Output all entries verbatim. Skip pictures.

━━━━━━━━

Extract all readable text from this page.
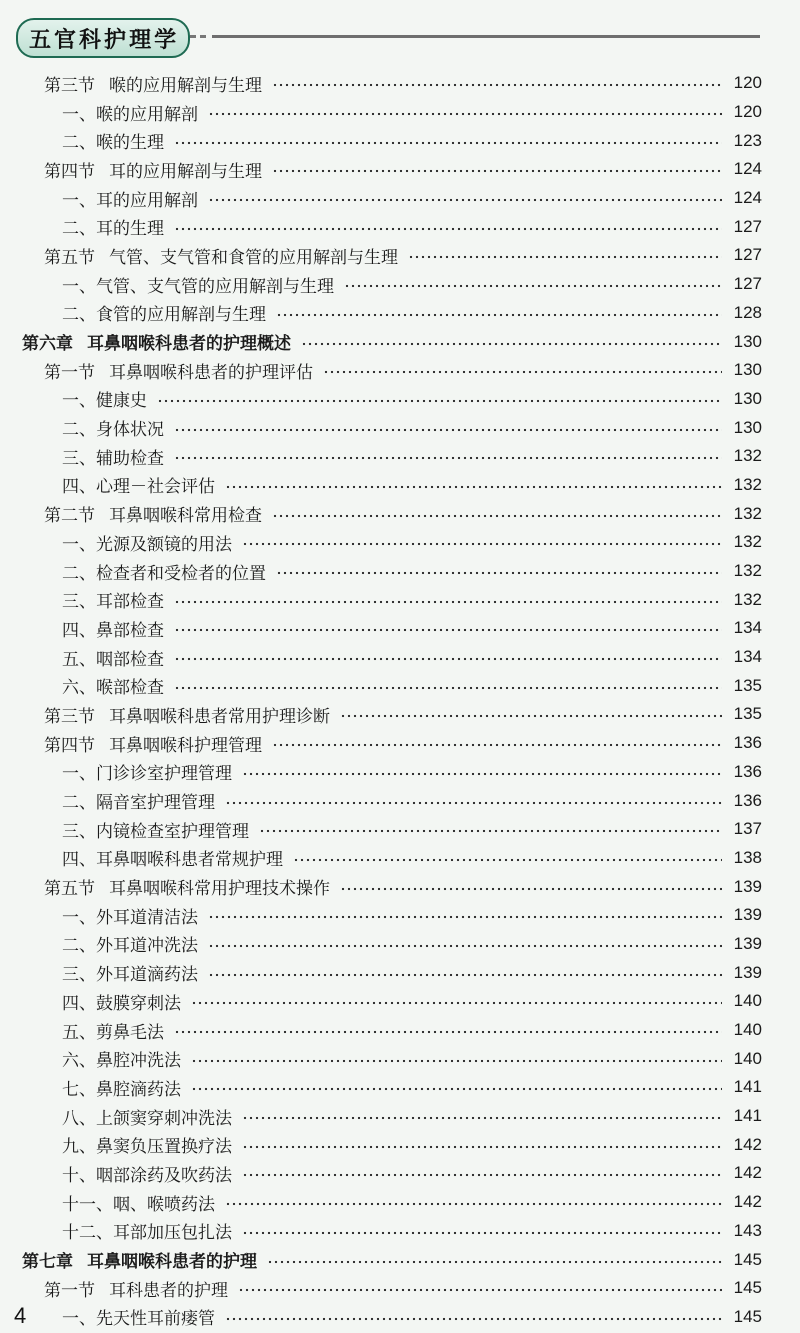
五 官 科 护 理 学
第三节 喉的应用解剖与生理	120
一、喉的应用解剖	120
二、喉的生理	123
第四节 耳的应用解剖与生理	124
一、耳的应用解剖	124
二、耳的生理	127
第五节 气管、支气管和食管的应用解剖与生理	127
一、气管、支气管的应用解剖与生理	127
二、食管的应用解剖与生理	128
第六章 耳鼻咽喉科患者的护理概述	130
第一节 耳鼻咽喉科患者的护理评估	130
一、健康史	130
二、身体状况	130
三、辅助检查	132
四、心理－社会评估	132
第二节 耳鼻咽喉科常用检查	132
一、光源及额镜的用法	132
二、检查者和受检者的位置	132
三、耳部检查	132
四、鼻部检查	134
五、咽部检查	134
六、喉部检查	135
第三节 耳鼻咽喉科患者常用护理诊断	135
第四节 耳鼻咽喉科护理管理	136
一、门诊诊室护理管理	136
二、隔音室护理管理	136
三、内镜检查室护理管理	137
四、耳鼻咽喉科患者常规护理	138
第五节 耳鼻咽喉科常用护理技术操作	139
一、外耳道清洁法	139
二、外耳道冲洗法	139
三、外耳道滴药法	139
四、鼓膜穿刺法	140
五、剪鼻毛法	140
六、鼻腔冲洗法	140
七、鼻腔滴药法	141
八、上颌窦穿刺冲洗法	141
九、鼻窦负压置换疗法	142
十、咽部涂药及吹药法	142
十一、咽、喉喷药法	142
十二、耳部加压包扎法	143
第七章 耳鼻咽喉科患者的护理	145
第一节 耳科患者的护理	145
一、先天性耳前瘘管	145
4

━━━━━━━━

EXERCISE RESPONSE
Extract all readable text from this page.
五 官 科 护 理 学
第三节 喉的应用解剖与生理	120
一、喉的应用解剖	120
二、喉的生理	123
第四节 耳的应用解剖与生理	124
一、耳的应用解剖	124
二、耳的生理	127
第五节 气管、支气管和食管的应用解剖与生理	127
一、气管、支气管的应用解剖与生理	127
二、食管的应用解剖与生理	128
第六章 耳鼻咽喉科患者的护理概述	130
第一节 耳鼻咽喉科患者的护理评估	130
一、健康史	130
二、身体状况	130
三、辅助检查	132
四、心理－社会评估	132
第二节 耳鼻咽喉科常用检查	132
一、光源及额镜的用法	132
二、检查者和受检者的位置	132
三、耳部检查	132
四、鼻部检查	134
五、咽部检查	134
六、喉部检查	135
第三节 耳鼻咽喉科患者常用护理诊断	135
第四节 耳鼻咽喉科护理管理	136
一、门诊诊室护理管理	136
二、隔音室护理管理	136
三、内镜检查室护理管理	137
四、耳鼻咽喉科患者常规护理	138
第五节 耳鼻咽喉科常用护理技术操作	139
一、外耳道清洁法	139
二、外耳道冲洗法	139
三、外耳道滴药法	139
四、鼓膜穿刺法	140
五、剪鼻毛法	140
六、鼻腔冲洗法	140
七、鼻腔滴药法	141
八、上颌窦穿刺冲洗法	141
九、鼻窦负压置换疗法	142
十、咽部涂药及吹药法	142
十一、咽、喉喷药法	142
十二、耳部加压包扎法	143
第七章 耳鼻咽喉科患者的护理	145
第一节 耳科患者的护理	145
一、先天性耳前瘘管	145
4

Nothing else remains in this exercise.